■ Listing:
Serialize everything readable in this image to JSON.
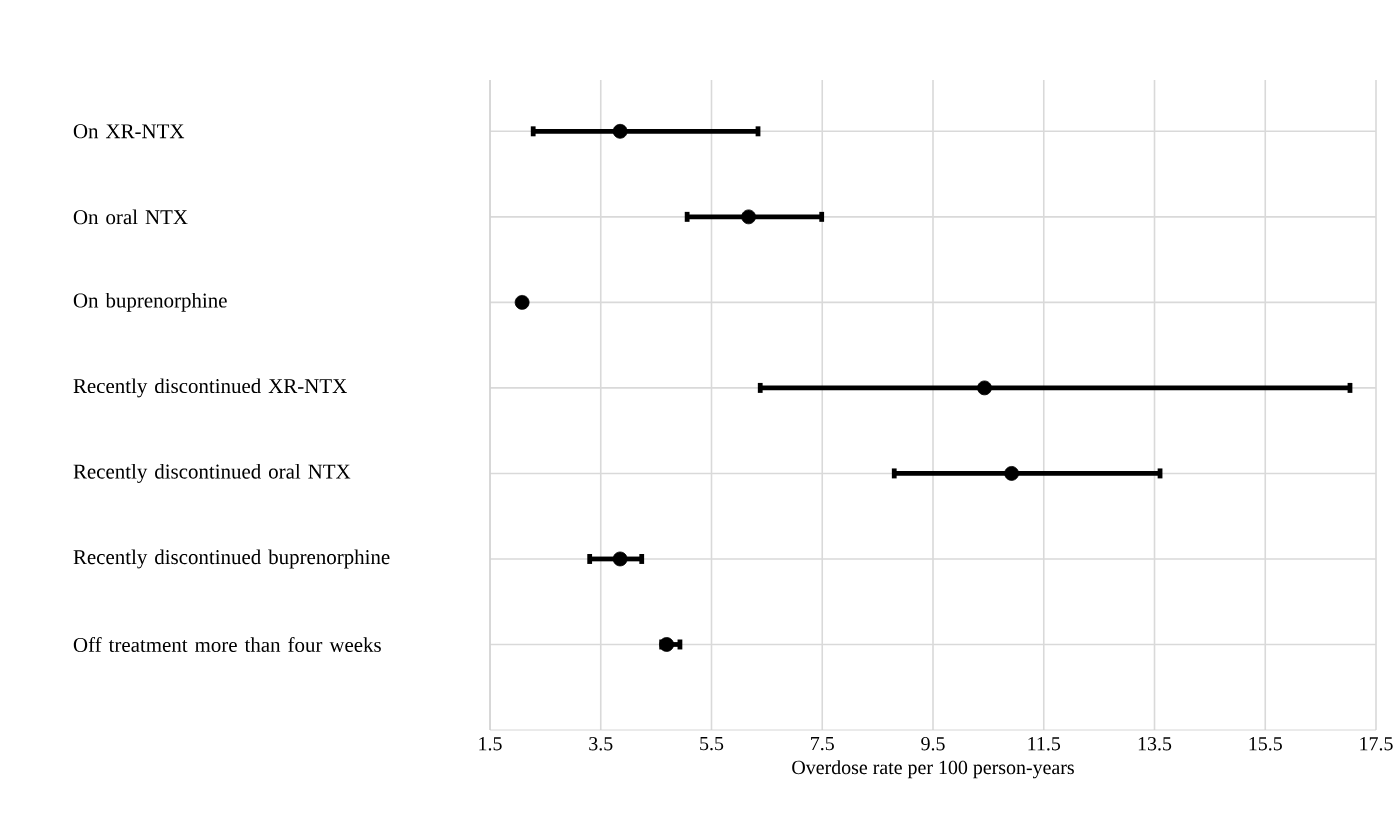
{
  "chart_data": {
    "type": "scatter",
    "orientation": "horizontal",
    "xlabel": "Overdose rate per 100 person-years",
    "categories": [
      "On XR-NTX",
      "On oral NTX",
      "On buprenorphine",
      "Recently discontinued XR-NTX",
      "Recently discontinued oral NTX",
      "Recently discontinued buprenorphine",
      "Off treatment more than four weeks"
    ],
    "values": [
      3.85,
      6.17,
      2.08,
      10.43,
      10.92,
      3.85,
      4.69
    ],
    "errors": [
      [
        2.28,
        6.34
      ],
      [
        5.06,
        7.49
      ],
      null,
      [
        6.38,
        17.03
      ],
      [
        8.8,
        13.6
      ],
      [
        3.3,
        4.24
      ],
      [
        4.6,
        4.93
      ]
    ],
    "color": "#000000",
    "marker": "circle",
    "xlim": [
      1.5,
      17.5
    ],
    "xticks": [
      1.5,
      3.5,
      5.5,
      7.5,
      9.5,
      11.5,
      13.5,
      15.5,
      17.5
    ],
    "grid": true
  }
}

■ Written instruction:
Using the records above, select and copy every line that has the word "Recently".

■ Solution for this exercise:
      "Recently discontinued XR-NTX",
      "Recently discontinued oral NTX",
      "Recently discontinued buprenorphine",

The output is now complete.